-- Begin Supplied entries --

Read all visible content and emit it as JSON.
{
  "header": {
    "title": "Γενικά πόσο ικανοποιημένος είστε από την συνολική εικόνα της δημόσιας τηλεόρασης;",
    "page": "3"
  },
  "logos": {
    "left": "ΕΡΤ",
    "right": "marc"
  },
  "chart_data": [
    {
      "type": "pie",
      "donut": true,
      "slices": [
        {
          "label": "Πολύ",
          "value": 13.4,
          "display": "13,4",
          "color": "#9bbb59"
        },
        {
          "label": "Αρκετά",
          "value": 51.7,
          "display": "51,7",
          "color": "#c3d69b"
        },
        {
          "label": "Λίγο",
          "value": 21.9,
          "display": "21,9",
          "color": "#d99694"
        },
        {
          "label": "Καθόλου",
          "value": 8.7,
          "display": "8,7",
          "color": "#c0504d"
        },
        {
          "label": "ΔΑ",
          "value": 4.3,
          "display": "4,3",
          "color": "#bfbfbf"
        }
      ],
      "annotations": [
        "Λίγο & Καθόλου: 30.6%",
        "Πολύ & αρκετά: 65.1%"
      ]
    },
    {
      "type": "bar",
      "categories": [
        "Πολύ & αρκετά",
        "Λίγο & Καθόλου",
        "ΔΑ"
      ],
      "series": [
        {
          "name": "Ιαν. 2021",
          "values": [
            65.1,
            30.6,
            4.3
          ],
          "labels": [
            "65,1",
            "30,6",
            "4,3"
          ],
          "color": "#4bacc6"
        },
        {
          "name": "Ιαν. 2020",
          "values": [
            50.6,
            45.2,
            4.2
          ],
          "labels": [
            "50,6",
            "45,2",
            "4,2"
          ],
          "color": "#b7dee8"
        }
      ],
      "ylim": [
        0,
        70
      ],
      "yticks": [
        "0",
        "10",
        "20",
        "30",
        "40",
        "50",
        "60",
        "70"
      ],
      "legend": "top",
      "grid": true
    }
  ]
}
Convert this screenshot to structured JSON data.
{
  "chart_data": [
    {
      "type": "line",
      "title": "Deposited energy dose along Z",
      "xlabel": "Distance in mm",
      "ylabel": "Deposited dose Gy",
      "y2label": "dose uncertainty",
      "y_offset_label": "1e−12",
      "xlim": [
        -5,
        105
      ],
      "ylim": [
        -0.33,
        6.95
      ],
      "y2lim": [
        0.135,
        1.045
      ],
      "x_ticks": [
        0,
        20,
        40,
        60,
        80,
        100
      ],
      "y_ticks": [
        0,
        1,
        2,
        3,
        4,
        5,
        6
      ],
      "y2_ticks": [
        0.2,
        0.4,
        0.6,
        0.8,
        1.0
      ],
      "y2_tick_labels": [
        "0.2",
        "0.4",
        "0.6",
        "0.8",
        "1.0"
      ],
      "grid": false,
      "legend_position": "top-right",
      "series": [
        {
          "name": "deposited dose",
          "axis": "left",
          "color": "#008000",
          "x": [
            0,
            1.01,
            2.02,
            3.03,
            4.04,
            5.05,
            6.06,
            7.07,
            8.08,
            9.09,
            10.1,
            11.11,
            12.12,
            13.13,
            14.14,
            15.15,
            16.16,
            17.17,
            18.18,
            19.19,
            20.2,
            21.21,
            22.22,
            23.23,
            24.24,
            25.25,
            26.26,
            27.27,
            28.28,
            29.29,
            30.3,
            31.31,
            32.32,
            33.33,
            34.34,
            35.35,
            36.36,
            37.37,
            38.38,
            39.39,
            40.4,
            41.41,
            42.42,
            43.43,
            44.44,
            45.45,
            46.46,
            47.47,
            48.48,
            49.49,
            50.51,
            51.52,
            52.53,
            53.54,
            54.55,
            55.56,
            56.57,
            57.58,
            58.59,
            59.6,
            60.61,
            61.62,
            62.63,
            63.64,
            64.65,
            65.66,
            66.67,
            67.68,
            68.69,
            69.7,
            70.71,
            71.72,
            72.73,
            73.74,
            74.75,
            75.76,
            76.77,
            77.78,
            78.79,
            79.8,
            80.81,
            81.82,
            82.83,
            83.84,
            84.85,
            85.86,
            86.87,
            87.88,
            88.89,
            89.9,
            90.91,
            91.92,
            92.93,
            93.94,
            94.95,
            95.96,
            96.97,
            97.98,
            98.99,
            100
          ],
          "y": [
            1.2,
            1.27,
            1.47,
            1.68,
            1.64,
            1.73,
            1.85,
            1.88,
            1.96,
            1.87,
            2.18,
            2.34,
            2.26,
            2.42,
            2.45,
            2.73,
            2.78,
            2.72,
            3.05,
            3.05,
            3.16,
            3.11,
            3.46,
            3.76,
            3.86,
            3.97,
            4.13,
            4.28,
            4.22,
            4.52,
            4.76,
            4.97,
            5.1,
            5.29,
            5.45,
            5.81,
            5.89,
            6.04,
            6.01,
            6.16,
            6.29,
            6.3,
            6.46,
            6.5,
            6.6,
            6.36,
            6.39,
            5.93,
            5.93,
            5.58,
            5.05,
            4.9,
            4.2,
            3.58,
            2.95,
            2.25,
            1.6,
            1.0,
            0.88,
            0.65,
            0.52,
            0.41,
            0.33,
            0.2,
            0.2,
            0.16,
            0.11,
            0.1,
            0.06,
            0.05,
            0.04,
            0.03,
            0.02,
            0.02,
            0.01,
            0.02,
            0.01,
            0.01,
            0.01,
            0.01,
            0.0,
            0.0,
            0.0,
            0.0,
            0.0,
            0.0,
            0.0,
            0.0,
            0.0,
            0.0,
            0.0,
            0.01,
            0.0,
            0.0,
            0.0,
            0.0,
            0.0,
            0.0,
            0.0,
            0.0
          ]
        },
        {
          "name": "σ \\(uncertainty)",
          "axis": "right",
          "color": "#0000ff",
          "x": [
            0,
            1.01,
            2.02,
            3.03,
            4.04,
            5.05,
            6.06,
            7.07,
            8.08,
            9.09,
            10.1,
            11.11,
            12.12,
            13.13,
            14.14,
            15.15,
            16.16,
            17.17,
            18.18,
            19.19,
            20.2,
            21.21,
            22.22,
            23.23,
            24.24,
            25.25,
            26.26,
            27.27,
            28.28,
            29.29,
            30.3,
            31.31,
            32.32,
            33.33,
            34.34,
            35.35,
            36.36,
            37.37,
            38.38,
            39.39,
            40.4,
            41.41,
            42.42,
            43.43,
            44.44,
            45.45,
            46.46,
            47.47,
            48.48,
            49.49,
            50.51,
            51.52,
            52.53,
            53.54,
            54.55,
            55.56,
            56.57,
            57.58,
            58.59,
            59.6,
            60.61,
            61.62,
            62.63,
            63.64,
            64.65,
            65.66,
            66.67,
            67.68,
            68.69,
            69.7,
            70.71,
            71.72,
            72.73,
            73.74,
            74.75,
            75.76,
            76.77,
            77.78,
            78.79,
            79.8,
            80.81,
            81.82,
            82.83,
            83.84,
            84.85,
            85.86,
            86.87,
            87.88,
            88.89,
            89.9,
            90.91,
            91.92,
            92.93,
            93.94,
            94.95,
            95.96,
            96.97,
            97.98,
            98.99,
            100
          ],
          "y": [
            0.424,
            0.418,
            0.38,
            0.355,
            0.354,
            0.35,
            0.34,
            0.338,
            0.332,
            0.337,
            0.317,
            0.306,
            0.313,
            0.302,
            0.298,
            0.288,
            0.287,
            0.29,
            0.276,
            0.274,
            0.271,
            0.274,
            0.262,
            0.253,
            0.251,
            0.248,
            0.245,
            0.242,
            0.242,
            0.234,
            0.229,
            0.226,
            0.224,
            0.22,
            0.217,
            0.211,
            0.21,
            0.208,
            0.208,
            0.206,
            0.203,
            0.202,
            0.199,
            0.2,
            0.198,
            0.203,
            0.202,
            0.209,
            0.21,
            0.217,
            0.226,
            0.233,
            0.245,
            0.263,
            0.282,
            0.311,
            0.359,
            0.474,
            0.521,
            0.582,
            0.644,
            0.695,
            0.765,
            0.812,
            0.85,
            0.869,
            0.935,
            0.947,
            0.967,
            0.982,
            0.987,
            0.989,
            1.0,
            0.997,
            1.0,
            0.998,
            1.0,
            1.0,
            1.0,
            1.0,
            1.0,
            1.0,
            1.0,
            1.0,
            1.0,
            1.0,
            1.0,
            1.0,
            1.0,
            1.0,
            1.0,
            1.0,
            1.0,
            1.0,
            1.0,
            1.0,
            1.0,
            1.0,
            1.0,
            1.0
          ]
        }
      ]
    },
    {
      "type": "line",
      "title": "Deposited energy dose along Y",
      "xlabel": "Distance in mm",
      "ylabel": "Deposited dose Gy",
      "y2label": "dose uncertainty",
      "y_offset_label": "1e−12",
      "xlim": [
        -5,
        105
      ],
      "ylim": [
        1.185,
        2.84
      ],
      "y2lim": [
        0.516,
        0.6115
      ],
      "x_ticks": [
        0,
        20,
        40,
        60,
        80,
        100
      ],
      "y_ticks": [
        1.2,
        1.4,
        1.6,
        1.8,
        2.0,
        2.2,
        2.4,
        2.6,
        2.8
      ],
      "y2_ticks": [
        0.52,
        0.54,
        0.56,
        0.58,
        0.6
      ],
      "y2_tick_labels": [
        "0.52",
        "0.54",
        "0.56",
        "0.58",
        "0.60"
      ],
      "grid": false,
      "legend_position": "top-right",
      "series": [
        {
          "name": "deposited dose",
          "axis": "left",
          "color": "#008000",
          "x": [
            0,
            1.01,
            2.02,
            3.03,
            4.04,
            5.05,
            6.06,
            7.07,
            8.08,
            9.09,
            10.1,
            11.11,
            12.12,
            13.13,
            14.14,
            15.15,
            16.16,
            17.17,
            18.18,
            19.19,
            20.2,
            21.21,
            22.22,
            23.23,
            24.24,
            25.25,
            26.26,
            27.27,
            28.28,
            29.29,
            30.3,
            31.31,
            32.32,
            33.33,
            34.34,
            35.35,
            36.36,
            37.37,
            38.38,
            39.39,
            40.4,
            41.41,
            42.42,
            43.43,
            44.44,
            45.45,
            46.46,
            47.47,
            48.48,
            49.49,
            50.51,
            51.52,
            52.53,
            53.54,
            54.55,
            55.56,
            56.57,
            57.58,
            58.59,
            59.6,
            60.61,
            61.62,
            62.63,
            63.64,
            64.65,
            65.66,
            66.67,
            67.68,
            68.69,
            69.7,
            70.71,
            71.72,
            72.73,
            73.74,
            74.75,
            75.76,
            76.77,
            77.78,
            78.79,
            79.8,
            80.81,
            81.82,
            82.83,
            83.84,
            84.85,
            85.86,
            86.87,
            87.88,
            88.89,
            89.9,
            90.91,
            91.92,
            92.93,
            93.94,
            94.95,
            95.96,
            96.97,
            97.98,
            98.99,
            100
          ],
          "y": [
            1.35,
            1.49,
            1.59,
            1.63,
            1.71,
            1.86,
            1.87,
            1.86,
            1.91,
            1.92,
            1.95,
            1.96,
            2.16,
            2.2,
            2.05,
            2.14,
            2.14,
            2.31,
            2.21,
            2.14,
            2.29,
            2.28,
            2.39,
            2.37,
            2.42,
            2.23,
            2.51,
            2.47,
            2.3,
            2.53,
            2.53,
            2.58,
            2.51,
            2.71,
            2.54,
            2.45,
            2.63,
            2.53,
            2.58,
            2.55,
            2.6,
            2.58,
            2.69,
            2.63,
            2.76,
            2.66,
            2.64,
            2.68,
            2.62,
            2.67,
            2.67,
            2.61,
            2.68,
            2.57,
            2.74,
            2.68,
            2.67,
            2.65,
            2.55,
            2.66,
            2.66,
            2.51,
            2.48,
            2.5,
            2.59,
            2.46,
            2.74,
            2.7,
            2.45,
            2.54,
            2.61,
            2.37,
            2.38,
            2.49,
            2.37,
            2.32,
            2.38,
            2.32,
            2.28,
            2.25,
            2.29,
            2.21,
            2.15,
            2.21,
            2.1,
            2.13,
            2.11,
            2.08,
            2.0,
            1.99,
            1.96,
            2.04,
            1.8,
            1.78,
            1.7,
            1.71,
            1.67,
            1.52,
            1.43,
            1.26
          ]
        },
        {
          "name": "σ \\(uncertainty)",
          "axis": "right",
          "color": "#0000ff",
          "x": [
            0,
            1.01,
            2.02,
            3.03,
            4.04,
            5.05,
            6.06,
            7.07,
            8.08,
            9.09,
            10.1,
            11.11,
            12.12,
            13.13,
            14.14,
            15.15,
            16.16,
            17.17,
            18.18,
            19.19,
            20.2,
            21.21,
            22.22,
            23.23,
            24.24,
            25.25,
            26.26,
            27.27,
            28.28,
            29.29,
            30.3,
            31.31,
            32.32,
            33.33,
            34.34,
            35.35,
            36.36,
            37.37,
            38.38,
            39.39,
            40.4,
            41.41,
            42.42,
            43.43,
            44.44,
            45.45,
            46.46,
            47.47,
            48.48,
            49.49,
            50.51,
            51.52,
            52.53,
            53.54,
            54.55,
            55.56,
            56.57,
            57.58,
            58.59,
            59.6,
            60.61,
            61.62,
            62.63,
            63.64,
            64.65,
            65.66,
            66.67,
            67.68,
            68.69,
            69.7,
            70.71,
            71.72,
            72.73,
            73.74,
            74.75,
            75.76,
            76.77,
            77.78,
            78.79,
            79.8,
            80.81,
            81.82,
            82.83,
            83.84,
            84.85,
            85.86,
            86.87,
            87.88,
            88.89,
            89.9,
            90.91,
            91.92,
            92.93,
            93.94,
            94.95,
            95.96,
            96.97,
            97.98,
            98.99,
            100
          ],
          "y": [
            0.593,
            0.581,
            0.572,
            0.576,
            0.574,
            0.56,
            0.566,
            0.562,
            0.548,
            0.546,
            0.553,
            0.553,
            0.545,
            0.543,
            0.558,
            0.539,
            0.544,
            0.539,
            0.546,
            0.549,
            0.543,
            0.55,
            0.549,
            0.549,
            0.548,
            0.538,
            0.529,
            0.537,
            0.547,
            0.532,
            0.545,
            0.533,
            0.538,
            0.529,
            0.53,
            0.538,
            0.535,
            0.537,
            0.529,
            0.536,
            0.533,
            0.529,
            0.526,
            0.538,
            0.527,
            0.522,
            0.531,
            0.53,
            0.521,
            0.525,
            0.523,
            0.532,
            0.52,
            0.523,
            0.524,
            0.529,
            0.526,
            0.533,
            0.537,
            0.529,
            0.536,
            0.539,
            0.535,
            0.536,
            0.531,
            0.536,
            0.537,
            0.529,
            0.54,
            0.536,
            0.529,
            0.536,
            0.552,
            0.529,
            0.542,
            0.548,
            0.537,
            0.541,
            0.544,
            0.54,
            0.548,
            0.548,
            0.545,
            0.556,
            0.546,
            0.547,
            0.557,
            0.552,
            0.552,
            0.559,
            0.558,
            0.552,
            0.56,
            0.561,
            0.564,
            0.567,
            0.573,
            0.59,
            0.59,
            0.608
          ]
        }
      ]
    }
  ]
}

-- End Supplied entries --

* _Exercise_: Locate each line containing the string "energy" and show it.

* _Answer to this problem_:
      "title": "Deposited energy dose along Z",
      "title": "Deposited energy dose along Y",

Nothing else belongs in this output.